Peter Evans (28 December 1926 – 19 July 2014 in Frinton-on-Sea) was a restaurateur. He was described by journalist Linda Blandford, writing in The Observer, 9 March 1975 as a "harbinger who heralded the youth culture with one of Soho's first coffee bars, The Cat's Whisker, where Tommy Steele strummed... Evans also foresaw the coming of increasing spending on dining out with his chain of Aberdeen Angus Steak Houses." and the David Nightingale Hicks - decorated Peter Evans Eating Houses. 

Evans started the Cat's Whisker coffee bar with Spanish dancing but this soon gave way to skiffle and rock 'n roll; because of lack of dancing space, the bar invented hand-jiving .

Later, Evans teamed up with two other young creatives: David Hicks and architect Patrick Garnett  of Garnett, Cloughley and Blakemore. According to Malcolm Newell in his book Mood and Atmosphere in Restaurants they set the decorative style that epitomised London in the Swinging Sixties, giving the affluent vibrant places to dine and dance. The times saw an explosion in fashions –  male and female: Twiggy, Biba, Mary Quant, Teddy Boys, Cecil Gee, John Stephen, Carnaby Street. Evans was voted 'Beau Brummell' Best Dressed Man in 1965 by the Clothing  Manufacturers' Federation. 

In 1967 Evans started the exclusive, members-only, Raffles night-club in the King's Road, Chelsea. Hicks's design lasted through to 2007 when new owners gave it a 'complete makeover' . The club was popular throughout the Sixties with the royals of the day. Princess Margaret,  Princess Anne and Prince Charles were all visitors. The younger royals have followed: Prince William when romancing Kate Middleton and Prince Harry when pursuing Chelsy Davy.

Inter alia, Hicks designed sets for Richard Lester's 1968 movie Petulia, starring Julie Christie.  Garnett's Chelsea Drugstore was immortalised in Stanley Kubrick's 1971 film A Clockwork Orange.

Early life
Born in Highgate, London, his father, Lionel Oliver Evans, was an inventor and builder.

Educated briefly at Belmont, Mill Hill, Evans then worked with his father until one row too far drove him to Ghana, West Africa. There, to spice up a boring life selling insurance, he wrote for the Daily Mirror'''s West African subsidiary, the Daily Graphic, becoming their African and Wimbledon tennis correspondent.

■ ■ ■ ■ ■

STATED GOAL 1 -
Quote the collected data entries word for word, from the first one up to and including the line with "scatter-point — [286, 1005, 297, 1016]".
The entries that follow have no connection to the Peter Evans text.

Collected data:
■ ■ ■ ■ ■

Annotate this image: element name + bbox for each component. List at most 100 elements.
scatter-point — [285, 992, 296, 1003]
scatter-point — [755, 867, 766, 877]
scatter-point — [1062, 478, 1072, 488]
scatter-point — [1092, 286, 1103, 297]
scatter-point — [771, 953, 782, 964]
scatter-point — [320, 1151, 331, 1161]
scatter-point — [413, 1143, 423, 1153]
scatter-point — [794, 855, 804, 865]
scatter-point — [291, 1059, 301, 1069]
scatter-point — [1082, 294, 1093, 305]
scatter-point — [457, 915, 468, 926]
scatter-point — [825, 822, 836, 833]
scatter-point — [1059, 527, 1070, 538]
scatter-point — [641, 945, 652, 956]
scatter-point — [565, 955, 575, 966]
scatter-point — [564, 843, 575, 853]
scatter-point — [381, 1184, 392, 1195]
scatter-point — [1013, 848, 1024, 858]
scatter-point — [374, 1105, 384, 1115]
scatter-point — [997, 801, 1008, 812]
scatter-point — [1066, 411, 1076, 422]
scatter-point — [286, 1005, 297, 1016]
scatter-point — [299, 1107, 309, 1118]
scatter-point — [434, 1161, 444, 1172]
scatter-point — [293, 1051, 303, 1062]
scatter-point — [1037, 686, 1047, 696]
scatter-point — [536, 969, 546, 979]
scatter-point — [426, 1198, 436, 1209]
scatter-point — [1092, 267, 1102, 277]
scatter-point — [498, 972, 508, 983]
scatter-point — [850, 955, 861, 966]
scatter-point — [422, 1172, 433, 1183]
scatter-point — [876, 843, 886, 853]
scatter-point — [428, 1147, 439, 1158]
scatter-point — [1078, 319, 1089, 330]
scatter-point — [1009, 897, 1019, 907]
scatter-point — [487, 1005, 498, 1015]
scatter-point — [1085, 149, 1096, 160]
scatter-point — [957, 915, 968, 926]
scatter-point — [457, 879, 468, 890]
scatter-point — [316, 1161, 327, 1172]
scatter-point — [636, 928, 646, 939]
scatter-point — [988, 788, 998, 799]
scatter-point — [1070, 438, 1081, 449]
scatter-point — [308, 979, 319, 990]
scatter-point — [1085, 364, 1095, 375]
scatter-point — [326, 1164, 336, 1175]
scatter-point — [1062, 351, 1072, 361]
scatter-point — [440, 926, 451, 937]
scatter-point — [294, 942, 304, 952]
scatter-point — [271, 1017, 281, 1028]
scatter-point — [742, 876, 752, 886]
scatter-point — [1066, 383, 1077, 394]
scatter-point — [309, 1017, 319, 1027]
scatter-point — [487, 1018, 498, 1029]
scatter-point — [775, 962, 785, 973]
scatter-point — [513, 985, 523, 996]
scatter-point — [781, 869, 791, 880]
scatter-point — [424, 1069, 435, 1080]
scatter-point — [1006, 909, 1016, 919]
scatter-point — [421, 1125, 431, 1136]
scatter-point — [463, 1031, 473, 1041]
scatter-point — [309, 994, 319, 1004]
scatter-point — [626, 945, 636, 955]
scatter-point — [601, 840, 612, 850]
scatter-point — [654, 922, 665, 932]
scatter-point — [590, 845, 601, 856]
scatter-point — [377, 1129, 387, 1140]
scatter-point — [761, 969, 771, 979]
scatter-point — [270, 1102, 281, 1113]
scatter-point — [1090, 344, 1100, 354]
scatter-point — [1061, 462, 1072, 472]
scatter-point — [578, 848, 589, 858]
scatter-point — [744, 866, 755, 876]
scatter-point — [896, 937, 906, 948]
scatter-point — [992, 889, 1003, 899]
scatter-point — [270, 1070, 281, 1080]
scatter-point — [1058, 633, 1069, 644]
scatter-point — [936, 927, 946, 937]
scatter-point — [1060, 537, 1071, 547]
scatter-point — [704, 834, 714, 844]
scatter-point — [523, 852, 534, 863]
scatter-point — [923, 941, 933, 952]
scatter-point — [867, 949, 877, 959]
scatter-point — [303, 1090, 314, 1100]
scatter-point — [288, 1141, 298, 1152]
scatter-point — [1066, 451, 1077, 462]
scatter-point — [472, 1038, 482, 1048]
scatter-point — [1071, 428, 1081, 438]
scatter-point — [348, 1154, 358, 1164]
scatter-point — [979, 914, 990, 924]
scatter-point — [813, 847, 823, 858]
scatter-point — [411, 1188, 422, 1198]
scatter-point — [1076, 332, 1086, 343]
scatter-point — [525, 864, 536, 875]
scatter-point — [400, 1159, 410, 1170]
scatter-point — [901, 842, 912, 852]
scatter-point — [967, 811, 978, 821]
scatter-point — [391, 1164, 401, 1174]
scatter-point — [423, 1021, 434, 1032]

■ ■ ■ ■ ■

STATED GOAL 2 -
Write out the Peter Evans text from "Peter Evans (28" up to and including "invented hand-jiving .", putting "espresso" wherever "coffee" appears.

FINAL ANSWER 1 -
Annotate this image: element name + bbox for each component. List at most 100 elements.
scatter-point — [285, 992, 296, 1003]
scatter-point — [755, 867, 766, 877]
scatter-point — [1062, 478, 1072, 488]
scatter-point — [1092, 286, 1103, 297]
scatter-point — [771, 953, 782, 964]
scatter-point — [320, 1151, 331, 1161]
scatter-point — [413, 1143, 423, 1153]
scatter-point — [794, 855, 804, 865]
scatter-point — [291, 1059, 301, 1069]
scatter-point — [1082, 294, 1093, 305]
scatter-point — [457, 915, 468, 926]
scatter-point — [825, 822, 836, 833]
scatter-point — [1059, 527, 1070, 538]
scatter-point — [641, 945, 652, 956]
scatter-point — [565, 955, 575, 966]
scatter-point — [564, 843, 575, 853]
scatter-point — [381, 1184, 392, 1195]
scatter-point — [1013, 848, 1024, 858]
scatter-point — [374, 1105, 384, 1115]
scatter-point — [997, 801, 1008, 812]
scatter-point — [1066, 411, 1076, 422]
scatter-point — [286, 1005, 297, 1016]

FINAL ANSWER 2 -
Peter Evans (28 December 1926 – 19 July 2014 in Frinton-on-Sea) was a restaurateur. He was described by journalist Linda Blandford, writing in The Observer, 9 March 1975 as a "harbinger who heralded the youth culture with one of Soho's first espresso bars, The Cat's Whisker, where Tommy Steele strummed... Evans also foresaw the coming of increasing spending on dining out with his chain of Aberdeen Angus Steak Houses." and the David Nightingale Hicks - decorated Peter Evans Eating Houses. 

Evans started the Cat's Whisker espresso bar with Spanish dancing but this soon gave way to skiffle and rock 'n roll; because of lack of dancing space, the bar invented hand-jiving .